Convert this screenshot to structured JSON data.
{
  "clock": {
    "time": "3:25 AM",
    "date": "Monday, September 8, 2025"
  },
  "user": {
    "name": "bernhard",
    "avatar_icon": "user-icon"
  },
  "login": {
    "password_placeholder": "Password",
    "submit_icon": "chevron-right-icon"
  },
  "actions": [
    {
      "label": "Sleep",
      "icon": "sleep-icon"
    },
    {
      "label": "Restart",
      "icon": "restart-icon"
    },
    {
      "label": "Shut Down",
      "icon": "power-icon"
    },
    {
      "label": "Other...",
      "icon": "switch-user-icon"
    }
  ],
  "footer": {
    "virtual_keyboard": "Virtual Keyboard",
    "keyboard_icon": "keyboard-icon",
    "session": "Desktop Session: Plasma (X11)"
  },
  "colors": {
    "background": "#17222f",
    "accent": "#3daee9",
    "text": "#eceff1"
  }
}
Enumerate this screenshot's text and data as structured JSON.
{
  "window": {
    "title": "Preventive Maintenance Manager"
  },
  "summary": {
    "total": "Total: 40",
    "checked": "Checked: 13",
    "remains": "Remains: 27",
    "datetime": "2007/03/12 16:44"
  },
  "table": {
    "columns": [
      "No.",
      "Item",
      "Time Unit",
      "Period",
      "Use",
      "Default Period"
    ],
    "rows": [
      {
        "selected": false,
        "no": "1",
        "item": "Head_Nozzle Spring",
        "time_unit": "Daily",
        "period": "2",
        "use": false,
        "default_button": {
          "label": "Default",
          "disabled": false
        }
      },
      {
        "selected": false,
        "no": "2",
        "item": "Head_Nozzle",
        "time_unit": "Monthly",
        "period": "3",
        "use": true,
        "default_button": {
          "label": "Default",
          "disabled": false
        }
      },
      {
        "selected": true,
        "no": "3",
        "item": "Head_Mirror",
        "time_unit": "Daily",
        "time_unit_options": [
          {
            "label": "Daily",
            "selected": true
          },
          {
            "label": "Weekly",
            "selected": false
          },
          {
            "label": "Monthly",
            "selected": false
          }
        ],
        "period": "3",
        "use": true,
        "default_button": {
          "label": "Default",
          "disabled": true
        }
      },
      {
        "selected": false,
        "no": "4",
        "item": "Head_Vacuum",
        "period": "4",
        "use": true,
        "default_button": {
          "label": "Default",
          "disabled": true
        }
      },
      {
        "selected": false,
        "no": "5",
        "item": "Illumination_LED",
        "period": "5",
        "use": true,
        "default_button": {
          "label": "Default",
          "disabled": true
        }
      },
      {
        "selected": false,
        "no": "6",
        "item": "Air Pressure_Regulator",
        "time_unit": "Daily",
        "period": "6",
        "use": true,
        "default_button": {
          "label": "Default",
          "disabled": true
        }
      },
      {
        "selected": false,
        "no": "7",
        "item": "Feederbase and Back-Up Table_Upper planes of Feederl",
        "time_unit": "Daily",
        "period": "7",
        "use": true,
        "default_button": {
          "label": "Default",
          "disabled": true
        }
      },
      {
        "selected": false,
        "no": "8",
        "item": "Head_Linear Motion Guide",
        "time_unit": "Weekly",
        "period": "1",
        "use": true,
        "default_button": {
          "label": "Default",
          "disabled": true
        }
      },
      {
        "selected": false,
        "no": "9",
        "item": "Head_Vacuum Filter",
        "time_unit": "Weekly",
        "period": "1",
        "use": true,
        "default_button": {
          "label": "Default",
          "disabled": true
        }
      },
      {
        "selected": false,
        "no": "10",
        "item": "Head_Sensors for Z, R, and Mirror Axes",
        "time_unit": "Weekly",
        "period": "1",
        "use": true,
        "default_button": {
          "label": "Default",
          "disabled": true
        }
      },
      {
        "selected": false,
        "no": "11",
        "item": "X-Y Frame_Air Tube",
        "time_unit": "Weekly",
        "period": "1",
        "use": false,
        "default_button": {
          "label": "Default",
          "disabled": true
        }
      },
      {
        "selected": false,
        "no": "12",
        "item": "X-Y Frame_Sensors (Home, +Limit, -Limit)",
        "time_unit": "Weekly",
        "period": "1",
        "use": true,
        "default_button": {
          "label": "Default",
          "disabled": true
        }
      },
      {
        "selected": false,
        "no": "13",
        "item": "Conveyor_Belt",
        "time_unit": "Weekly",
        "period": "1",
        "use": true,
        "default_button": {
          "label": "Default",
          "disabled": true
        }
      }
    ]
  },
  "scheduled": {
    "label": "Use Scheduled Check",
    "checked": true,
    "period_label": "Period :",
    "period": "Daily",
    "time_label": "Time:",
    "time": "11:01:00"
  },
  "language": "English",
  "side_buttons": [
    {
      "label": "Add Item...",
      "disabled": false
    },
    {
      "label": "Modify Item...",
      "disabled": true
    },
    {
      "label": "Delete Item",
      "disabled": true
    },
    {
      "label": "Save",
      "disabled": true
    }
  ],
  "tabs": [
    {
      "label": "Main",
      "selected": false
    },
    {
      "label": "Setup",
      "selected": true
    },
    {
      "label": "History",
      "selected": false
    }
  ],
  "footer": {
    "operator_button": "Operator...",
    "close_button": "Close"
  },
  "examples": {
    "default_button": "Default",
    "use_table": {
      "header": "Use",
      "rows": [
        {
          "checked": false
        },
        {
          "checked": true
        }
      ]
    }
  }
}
· · · ·
## What the task requires
Send back every record, precisely as written.

## Correct result
Convert this screenshot to structured JSON data.
{
  "clock": {
    "time": "3:25 AM",
    "date": "Monday, September 8, 2025"
  },
  "user": {
    "name": "bernhard",
    "avatar_icon": "user-icon"
  },
  "login": {
    "password_placeholder": "Password",
    "submit_icon": "chevron-right-icon"
  },
  "actions": [
    {
      "label": "Sleep",
      "icon": "sleep-icon"
    },
    {
      "label": "Restart",
      "icon": "restart-icon"
    },
    {
      "label": "Shut Down",
      "icon": "power-icon"
    },
    {
      "label": "Other...",
      "icon": "switch-user-icon"
    }
  ],
  "footer": {
    "virtual_keyboard": "Virtual Keyboard",
    "keyboard_icon": "keyboard-icon",
    "session": "Desktop Session: Plasma (X11)"
  },
  "colors": {
    "background": "#17222f",
    "accent": "#3daee9",
    "text": "#eceff1"
  }
}
Enumerate this screenshot's text and data as structured JSON.
{
  "window": {
    "title": "Preventive Maintenance Manager"
  },
  "summary": {
    "total": "Total: 40",
    "checked": "Checked: 13",
    "remains": "Remains: 27",
    "datetime": "2007/03/12 16:44"
  },
  "table": {
    "columns": [
      "No.",
      "Item",
      "Time Unit",
      "Period",
      "Use",
      "Default Period"
    ],
    "rows": [
      {
        "selected": false,
        "no": "1",
        "item": "Head_Nozzle Spring",
        "time_unit": "Daily",
        "period": "2",
        "use": false,
        "default_button": {
          "label": "Default",
          "disabled": false
        }
      },
      {
        "selected": false,
        "no": "2",
        "item": "Head_Nozzle",
        "time_unit": "Monthly",
        "period": "3",
        "use": true,
        "default_button": {
          "label": "Default",
          "disabled": false
        }
      },
      {
        "selected": true,
        "no": "3",
        "item": "Head_Mirror",
        "time_unit": "Daily",
        "time_unit_options": [
          {
            "label": "Daily",
            "selected": true
          },
          {
            "label": "Weekly",
            "selected": false
          },
          {
            "label": "Monthly",
            "selected": false
          }
        ],
        "period": "3",
        "use": true,
        "default_button": {
          "label": "Default",
          "disabled": true
        }
      },
      {
        "selected": false,
        "no": "4",
        "item": "Head_Vacuum",
        "period": "4",
        "use": true,
        "default_button": {
          "label": "Default",
          "disabled": true
        }
      },
      {
        "selected": false,
        "no": "5",
        "item": "Illumination_LED",
        "period": "5",
        "use": true,
        "default_button": {
          "label": "Default",
          "disabled": true
        }
      },
      {
        "selected": false,
        "no": "6",
        "item": "Air Pressure_Regulator",
        "time_unit": "Daily",
        "period": "6",
        "use": true,
        "default_button": {
          "label": "Default",
          "disabled": true
        }
      },
      {
        "selected": false,
        "no": "7",
        "item": "Feederbase and Back-Up Table_Upper planes of Feederl",
        "time_unit": "Daily",
        "period": "7",
        "use": true,
        "default_button": {
          "label": "Default",
          "disabled": true
        }
      },
      {
        "selected": false,
        "no": "8",
        "item": "Head_Linear Motion Guide",
        "time_unit": "Weekly",
        "period": "1",
        "use": true,
        "default_button": {
          "label": "Default",
          "disabled": true
        }
      },
      {
        "selected": false,
        "no": "9",
        "item": "Head_Vacuum Filter",
        "time_unit": "Weekly",
        "period": "1",
        "use": true,
        "default_button": {
          "label": "Default",
          "disabled": true
        }
      },
      {
        "selected": false,
        "no": "10",
        "item": "Head_Sensors for Z, R, and Mirror Axes",
        "time_unit": "Weekly",
        "period": "1",
        "use": true,
        "default_button": {
          "label": "Default",
          "disabled": true
        }
      },
      {
        "selected": false,
        "no": "11",
        "item": "X-Y Frame_Air Tube",
        "time_unit": "Weekly",
        "period": "1",
        "use": false,
        "default_button": {
          "label": "Default",
          "disabled": true
        }
      },
      {
        "selected": false,
        "no": "12",
        "item": "X-Y Frame_Sensors (Home, +Limit, -Limit)",
        "time_unit": "Weekly",
        "period": "1",
        "use": true,
        "default_button": {
          "label": "Default",
          "disabled": true
        }
      },
      {
        "selected": false,
        "no": "13",
        "item": "Conveyor_Belt",
        "time_unit": "Weekly",
        "period": "1",
        "use": true,
        "default_button": {
          "label": "Default",
          "disabled": true
        }
      }
    ]
  },
  "scheduled": {
    "label": "Use Scheduled Check",
    "checked": true,
    "period_label": "Period :",
    "period": "Daily",
    "time_label": "Time:",
    "time": "11:01:00"
  },
  "language": "English",
  "side_buttons": [
    {
      "label": "Add Item...",
      "disabled": false
    },
    {
      "label": "Modify Item...",
      "disabled": true
    },
    {
      "label": "Delete Item",
      "disabled": true
    },
    {
      "label": "Save",
      "disabled": true
    }
  ],
  "tabs": [
    {
      "label": "Main",
      "selected": false
    },
    {
      "label": "Setup",
      "selected": true
    },
    {
      "label": "History",
      "selected": false
    }
  ],
  "footer": {
    "operator_button": "Operator...",
    "close_button": "Close"
  },
  "examples": {
    "default_button": "Default",
    "use_table": {
      "header": "Use",
      "rows": [
        {
          "checked": false
        },
        {
          "checked": true
        }
      ]
    }
  }
}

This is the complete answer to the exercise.